Data listing
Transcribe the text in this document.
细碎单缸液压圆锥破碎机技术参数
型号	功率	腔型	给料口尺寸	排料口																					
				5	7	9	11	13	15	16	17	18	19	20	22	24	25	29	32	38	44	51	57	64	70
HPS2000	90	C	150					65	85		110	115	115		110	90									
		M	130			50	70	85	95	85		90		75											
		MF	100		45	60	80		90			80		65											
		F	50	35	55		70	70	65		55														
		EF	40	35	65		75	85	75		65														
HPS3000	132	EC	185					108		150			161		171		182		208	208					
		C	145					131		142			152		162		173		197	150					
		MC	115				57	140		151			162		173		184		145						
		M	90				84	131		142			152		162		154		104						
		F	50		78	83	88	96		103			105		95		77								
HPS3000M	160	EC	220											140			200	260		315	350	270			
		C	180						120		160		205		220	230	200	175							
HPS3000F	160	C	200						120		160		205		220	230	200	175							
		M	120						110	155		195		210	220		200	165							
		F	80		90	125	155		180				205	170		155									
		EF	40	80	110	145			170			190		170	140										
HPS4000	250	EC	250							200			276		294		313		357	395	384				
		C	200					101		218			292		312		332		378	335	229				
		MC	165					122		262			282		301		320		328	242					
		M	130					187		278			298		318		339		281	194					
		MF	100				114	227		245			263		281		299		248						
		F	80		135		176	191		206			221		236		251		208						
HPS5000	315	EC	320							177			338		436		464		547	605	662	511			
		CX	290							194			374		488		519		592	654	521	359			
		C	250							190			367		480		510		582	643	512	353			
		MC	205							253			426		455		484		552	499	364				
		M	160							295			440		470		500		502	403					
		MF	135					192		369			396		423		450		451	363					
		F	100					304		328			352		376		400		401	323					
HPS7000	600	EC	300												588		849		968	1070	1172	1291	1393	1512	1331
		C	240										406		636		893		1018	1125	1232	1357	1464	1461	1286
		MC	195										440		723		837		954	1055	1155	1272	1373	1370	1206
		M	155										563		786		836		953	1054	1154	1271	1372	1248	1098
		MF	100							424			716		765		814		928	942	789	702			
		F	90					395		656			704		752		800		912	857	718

_Directive_
Copy all the entries verbatim.

_Answer to the task_
Transcribe the text in this document.
细碎单缸液压圆锥破碎机技术参数
型号	功率	腔型	给料口尺寸	排料口																					
				5	7	9	11	13	15	16	17	18	19	20	22	24	25	29	32	38	44	51	57	64	70
HPS2000	90	C	150					65	85		110	115	115		110	90									
		M	130			50	70	85	95	85		90		75											
		MF	100		45	60	80		90			80		65											
		F	50	35	55		70	70	65		55														
		EF	40	35	65		75	85	75		65														
HPS3000	132	EC	185					108		150			161		171		182		208	208					
		C	145					131		142			152		162		173		197	150					
		MC	115				57	140		151			162		173		184		145						
		M	90				84	131		142			152		162		154		104						
		F	50		78	83	88	96		103			105		95		77								
HPS3000M	160	EC	220											140			200	260		315	350	270			
		C	180						120		160		205		220	230	200	175							
HPS3000F	160	C	200						120		160		205		220	230	200	175							
		M	120						110	155		195		210	220		200	165							
		F	80		90	125	155		180				205	170		155									
		EF	40	80	110	145			170			190		170	140										
HPS4000	250	EC	250							200			276		294		313		357	395	384				
		C	200					101		218			292		312		332		378	335	229				
		MC	165					122		262			282		301		320		328	242					
		M	130					187		278			298		318		339		281	194					
		MF	100				114	227		245			263		281		299		248						
		F	80		135		176	191		206			221		236		251		208						
HPS5000	315	EC	320							177			338		436		464		547	605	662	511			
		CX	290							194			374		488		519		592	654	521	359			
		C	250							190			367		480		510		582	643	512	353			
		MC	205							253			426		455		484		552	499	364				
		M	160							295			440		470		500		502	403					
		MF	135					192		369			396		423		450		451	363					
		F	100					304		328			352		376		400		401	323					
HPS7000	600	EC	300												588		849		968	1070	1172	1291	1393	1512	1331
		C	240										406		636		893		1018	1125	1232	1357	1464	1461	1286
		MC	195										440		723		837		954	1055	1155	1272	1373	1370	1206
		M	155										563		786		836		953	1054	1154	1271	1372	1248	1098
		MF	100							424			716		765		814		928	942	789	702			
		F	90					395		656			704		752		800		912	857	718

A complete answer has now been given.